Aufgabe: Schreibe die folgenden Daten vollständig und zeichengenau ab. Lass die Bilder in deiner Antwort weg.

Zu verarbeitende Daten:
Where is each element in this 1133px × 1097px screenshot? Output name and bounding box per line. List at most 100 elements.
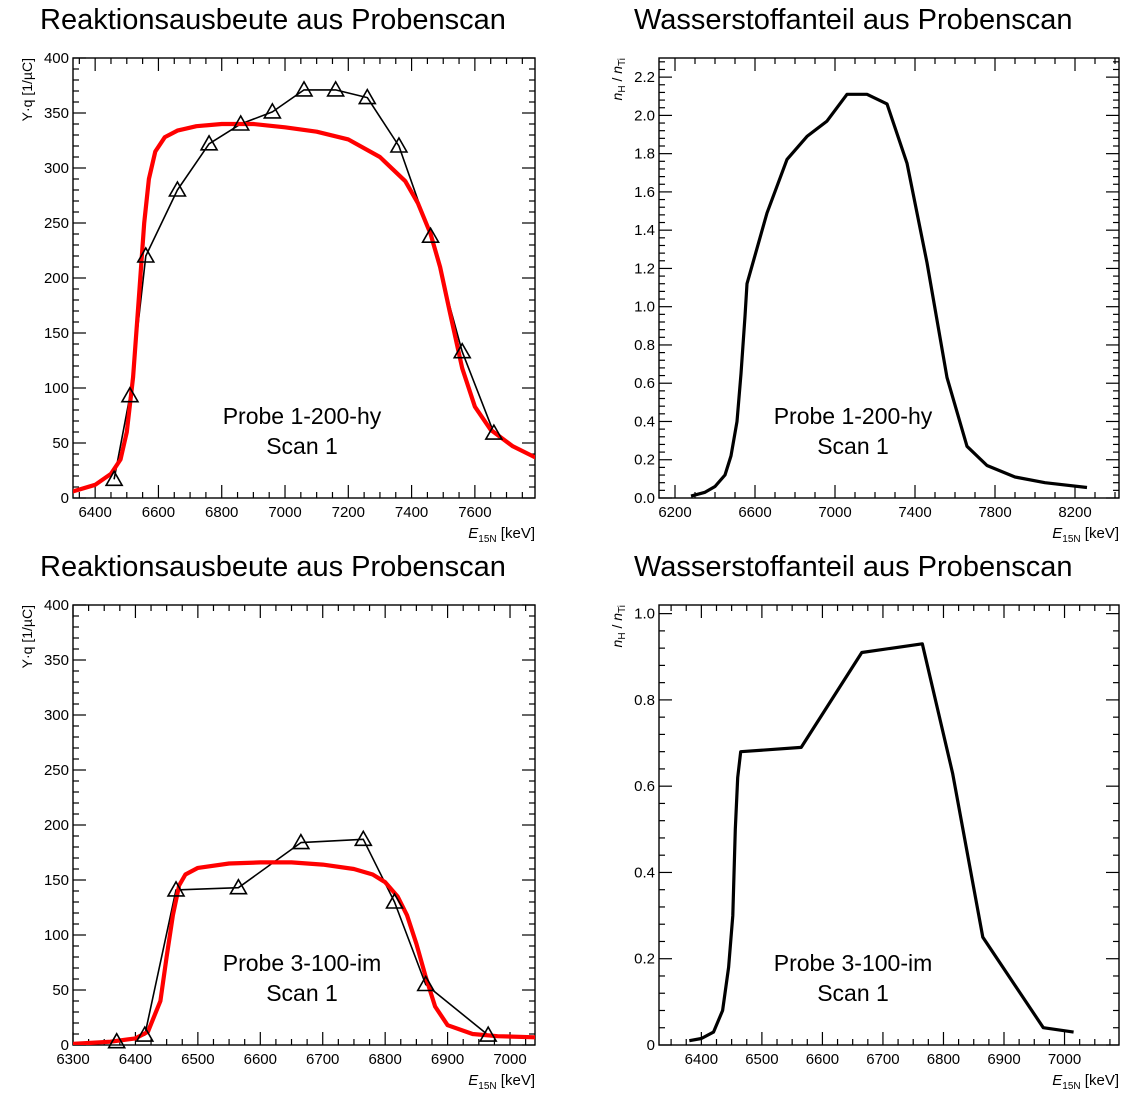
x-tick-label: 6800 — [368, 1051, 401, 1068]
y-tick-label: 300 — [44, 160, 69, 177]
x-tick-label: 6600 — [806, 1051, 839, 1068]
y-tick-label: 0.2 — [634, 951, 655, 968]
data-point — [385, 892, 404, 909]
x-tick-label: 6400 — [78, 504, 111, 521]
chart-panel-2: Wasserstoffanteil aus Probenscan 6200 660… — [566, 0, 1133, 548]
x-tick-label: 7200 — [332, 504, 365, 521]
y-tick-label: 1.4 — [634, 222, 655, 239]
y-tick-label: 200 — [44, 817, 69, 834]
y-tick-label: 150 — [44, 325, 69, 342]
annotation-text: Probe 3-100-im — [774, 950, 933, 976]
data-point — [104, 469, 124, 487]
data-point — [199, 134, 219, 151]
y-tick-label: 0.8 — [634, 337, 655, 354]
x-tick-label: 6700 — [866, 1051, 899, 1068]
data-point — [357, 87, 377, 105]
x-axis-label: E15N [keV] — [468, 1072, 535, 1092]
y-tick-label: 300 — [44, 707, 69, 724]
y-tick-label: 400 — [44, 597, 69, 614]
y-tick-label: 0.6 — [634, 375, 655, 392]
chart-title: Reaktionsausbeute aus Probenscan — [40, 551, 506, 583]
y-tick-label: 250 — [44, 215, 69, 232]
y-tick-label: 50 — [52, 435, 69, 452]
annotation-text: Scan 1 — [266, 433, 338, 459]
x-tick-label: 7400 — [898, 504, 931, 521]
y-tick-label: 400 — [44, 50, 69, 67]
y-tick-label: 0.4 — [634, 413, 655, 430]
y-tick-label: 1.8 — [634, 146, 655, 163]
data-point — [353, 829, 373, 847]
x-axis-label: E15N [keV] — [1052, 525, 1119, 545]
plot-frame — [658, 57, 1120, 499]
y-tick-label: 2.0 — [634, 107, 655, 124]
fit-curve — [73, 860, 535, 1045]
y-tick-label: 150 — [44, 872, 69, 889]
data-point — [421, 226, 440, 243]
x-axis-label: E15N [keV] — [1052, 1072, 1119, 1092]
data-point — [326, 80, 346, 97]
y-tick-label: 2.2 — [634, 69, 655, 86]
annotation-text: Probe 1-200-hy — [774, 403, 933, 429]
annotation-text: Probe 1-200-hy — [223, 403, 382, 429]
plot-frame — [658, 604, 1120, 1046]
x-tick-label: 7400 — [395, 504, 428, 521]
chart-plot-2: 6200 6600 7000 7400 7800 8200 0.0 0.2 0.4 0.6 0.8 1… — [609, 57, 1120, 545]
chart-plot-1: 6400 6600 6800 7000 7200 7400 7600 0 50 100 150 200… — [19, 50, 536, 545]
chart-panel-3: Reaktionsausbeute aus Probenscan 6300 640… — [0, 548, 566, 1097]
y-tick-label: 1.2 — [634, 260, 655, 277]
y-axis-label: Y·q [1/µC] — [19, 58, 35, 121]
data-point — [231, 114, 251, 131]
y-tick-label: 0 — [647, 1037, 655, 1054]
x-tick-label: 6700 — [306, 1051, 339, 1068]
annotation-text: Scan 1 — [817, 433, 889, 459]
annotation-text: Probe 3-100-im — [223, 950, 382, 976]
x-tick-label: 6600 — [142, 504, 175, 521]
annotation-text: Scan 1 — [817, 980, 889, 1006]
x-tick-label: 7000 — [493, 1051, 526, 1068]
data-point — [389, 136, 409, 153]
y-tick-label: 1.6 — [634, 184, 655, 201]
data-point — [120, 386, 140, 403]
x-tick-label: 7000 — [818, 504, 851, 521]
y-tick-label: 200 — [44, 270, 69, 287]
profile-curve — [690, 92, 1088, 498]
chart-title: Reaktionsausbeute aus Probenscan — [40, 4, 506, 36]
x-tick-label: 8200 — [1058, 504, 1091, 521]
y-tick-label: 100 — [44, 380, 69, 397]
chart-panel-4: Wasserstoffanteil aus Probenscan 6400 650… — [566, 548, 1133, 1097]
data-point — [229, 878, 248, 895]
data-point — [291, 832, 311, 850]
x-tick-label: 6400 — [685, 1051, 718, 1068]
chart-plot-3: 6300 6400 6500 6600 6700 6800 6900 7000 0 50 100 15… — [19, 597, 536, 1092]
y-tick-label: 250 — [44, 762, 69, 779]
x-tick-label: 7000 — [268, 504, 301, 521]
y-tick-label: 0.2 — [634, 452, 655, 469]
data-point — [452, 342, 472, 359]
data-point — [484, 423, 504, 440]
y-tick-label: 0.4 — [634, 864, 655, 881]
x-tick-label: 6800 — [927, 1051, 960, 1068]
data-point — [168, 180, 187, 197]
y-tick-label: 350 — [44, 105, 69, 122]
x-axis-label: E15N [keV] — [468, 525, 535, 545]
y-axis-label: nH / nTi — [609, 605, 628, 647]
data-point — [166, 880, 186, 897]
y-tick-label: 350 — [44, 652, 69, 669]
y-tick-label: 0 — [61, 490, 69, 507]
data-point — [107, 1032, 127, 1049]
y-tick-label: 1.0 — [634, 299, 655, 316]
y-tick-label: 1.0 — [634, 606, 655, 623]
data-point — [478, 1025, 498, 1042]
x-tick-label: 7000 — [1048, 1051, 1081, 1068]
x-tick-label: 6600 — [738, 504, 771, 521]
y-tick-label: 0 — [61, 1037, 69, 1054]
x-tick-label: 6900 — [431, 1051, 464, 1068]
data-point — [135, 1025, 155, 1042]
x-tick-label: 6900 — [987, 1051, 1020, 1068]
y-tick-label: 50 — [52, 982, 69, 999]
chart-title: Wasserstoffanteil aus Probenscan — [634, 4, 1073, 36]
x-tick-label: 7600 — [458, 504, 491, 521]
data-point — [294, 80, 314, 97]
y-tick-label: 0.8 — [634, 692, 655, 709]
y-tick-label: 100 — [44, 927, 69, 944]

Schriftliche Antwort:
Where is each element in this 1133px × 1097px screenshot? Output name and bounding box per line. List at most 100 elements.
x-tick-label: 6800 — [368, 1051, 401, 1068]
y-tick-label: 300 — [44, 160, 69, 177]
x-tick-label: 6600 — [806, 1051, 839, 1068]
y-tick-label: 0.2 — [634, 951, 655, 968]
data-point — [385, 892, 404, 909]
x-tick-label: 6400 — [78, 504, 111, 521]
chart-panel-2: Wasserstoffanteil aus Probenscan 6200 660… — [566, 0, 1133, 548]
x-tick-label: 7200 — [332, 504, 365, 521]
y-tick-label: 1.4 — [634, 222, 655, 239]
y-tick-label: 200 — [44, 817, 69, 834]
y-tick-label: 150 — [44, 325, 69, 342]
annotation-text: Probe 3-100-im — [774, 950, 933, 976]
data-point — [104, 469, 124, 487]
data-point — [199, 134, 219, 151]
y-tick-label: 0.8 — [634, 337, 655, 354]
x-tick-label: 6700 — [866, 1051, 899, 1068]
data-point — [357, 87, 377, 105]
x-axis-label: E15N [keV] — [468, 1072, 535, 1092]
y-tick-label: 300 — [44, 707, 69, 724]
y-tick-label: 400 — [44, 597, 69, 614]
y-tick-label: 0.6 — [634, 375, 655, 392]
chart-title: Reaktionsausbeute aus Probenscan — [40, 551, 506, 583]
y-tick-label: 250 — [44, 215, 69, 232]
y-tick-label: 50 — [52, 435, 69, 452]
annotation-text: Scan 1 — [266, 433, 338, 459]
x-tick-label: 7400 — [898, 504, 931, 521]
y-tick-label: 400 — [44, 50, 69, 67]
y-tick-label: 0.4 — [634, 413, 655, 430]
y-tick-label: 1.8 — [634, 146, 655, 163]
data-point — [353, 829, 373, 847]
x-axis-label: E15N [keV] — [1052, 525, 1119, 545]
plot-frame — [658, 57, 1120, 499]
y-tick-label: 2.0 — [634, 107, 655, 124]
fit-curve — [73, 860, 535, 1045]
y-tick-label: 150 — [44, 872, 69, 889]
data-point — [421, 226, 440, 243]
x-axis-label: E15N [keV] — [1052, 1072, 1119, 1092]
data-point — [326, 80, 346, 97]
y-tick-label: 2.2 — [634, 69, 655, 86]
annotation-text: Probe 1-200-hy — [774, 403, 933, 429]
annotation-text: Probe 1-200-hy — [223, 403, 382, 429]
plot-frame — [658, 604, 1120, 1046]
x-tick-label: 7400 — [395, 504, 428, 521]
chart-plot-2: 6200 6600 7000 7400 7800 8200 0.0 0.2 0.4 0.6 0.8 1… — [609, 57, 1120, 545]
chart-plot-1: 6400 6600 6800 7000 7200 7400 7600 0 50 100 150 200… — [19, 50, 536, 545]
chart-panel-3: Reaktionsausbeute aus Probenscan 6300 640… — [0, 548, 566, 1097]
y-tick-label: 1.2 — [634, 260, 655, 277]
y-axis-label: Y·q [1/µC] — [19, 58, 35, 121]
data-point — [231, 114, 251, 131]
y-tick-label: 0 — [647, 1037, 655, 1054]
x-tick-label: 6700 — [306, 1051, 339, 1068]
annotation-text: Scan 1 — [817, 433, 889, 459]
annotation-text: Probe 3-100-im — [223, 950, 382, 976]
x-tick-label: 6600 — [142, 504, 175, 521]
annotation-text: Scan 1 — [817, 980, 889, 1006]
x-tick-label: 7000 — [493, 1051, 526, 1068]
data-point — [389, 136, 409, 153]
y-tick-label: 1.6 — [634, 184, 655, 201]
data-point — [120, 386, 140, 403]
x-tick-label: 7000 — [818, 504, 851, 521]
y-tick-label: 200 — [44, 270, 69, 287]
profile-curve — [690, 92, 1088, 498]
chart-title: Reaktionsausbeute aus Probenscan — [40, 4, 506, 36]
x-tick-label: 8200 — [1058, 504, 1091, 521]
y-tick-label: 100 — [44, 380, 69, 397]
chart-panel-4: Wasserstoffanteil aus Probenscan 6400 650… — [566, 548, 1133, 1097]
data-point — [229, 878, 248, 895]
data-point — [291, 832, 311, 850]
x-tick-label: 6400 — [685, 1051, 718, 1068]
chart-plot-3: 6300 6400 6500 6600 6700 6800 6900 7000 0 50 100 15… — [19, 597, 536, 1092]
y-tick-label: 250 — [44, 762, 69, 779]
x-tick-label: 7000 — [268, 504, 301, 521]
y-tick-label: 0.2 — [634, 452, 655, 469]
data-point — [452, 342, 472, 359]
data-point — [484, 423, 504, 440]
y-tick-label: 0.4 — [634, 864, 655, 881]
x-tick-label: 6800 — [927, 1051, 960, 1068]
data-point — [168, 180, 187, 197]
y-tick-label: 350 — [44, 105, 69, 122]
x-axis-label: E15N [keV] — [468, 525, 535, 545]
y-axis-label: nH / nTi — [609, 605, 628, 647]
data-point — [166, 880, 186, 897]
y-tick-label: 350 — [44, 652, 69, 669]
y-tick-label: 0 — [61, 490, 69, 507]
data-point — [107, 1032, 127, 1049]
y-tick-label: 1.0 — [634, 299, 655, 316]
y-tick-label: 1.0 — [634, 606, 655, 623]
data-point — [478, 1025, 498, 1042]
x-tick-label: 7000 — [1048, 1051, 1081, 1068]
x-tick-label: 6600 — [738, 504, 771, 521]
y-tick-label: 0 — [61, 1037, 69, 1054]
x-tick-label: 6900 — [431, 1051, 464, 1068]
data-point — [135, 1025, 155, 1042]
x-tick-label: 6900 — [987, 1051, 1020, 1068]
y-tick-label: 50 — [52, 982, 69, 999]
chart-title: Wasserstoffanteil aus Probenscan — [634, 4, 1073, 36]
x-tick-label: 7600 — [458, 504, 491, 521]
data-point — [294, 80, 314, 97]
y-tick-label: 0.8 — [634, 692, 655, 709]
y-tick-label: 100 — [44, 927, 69, 944]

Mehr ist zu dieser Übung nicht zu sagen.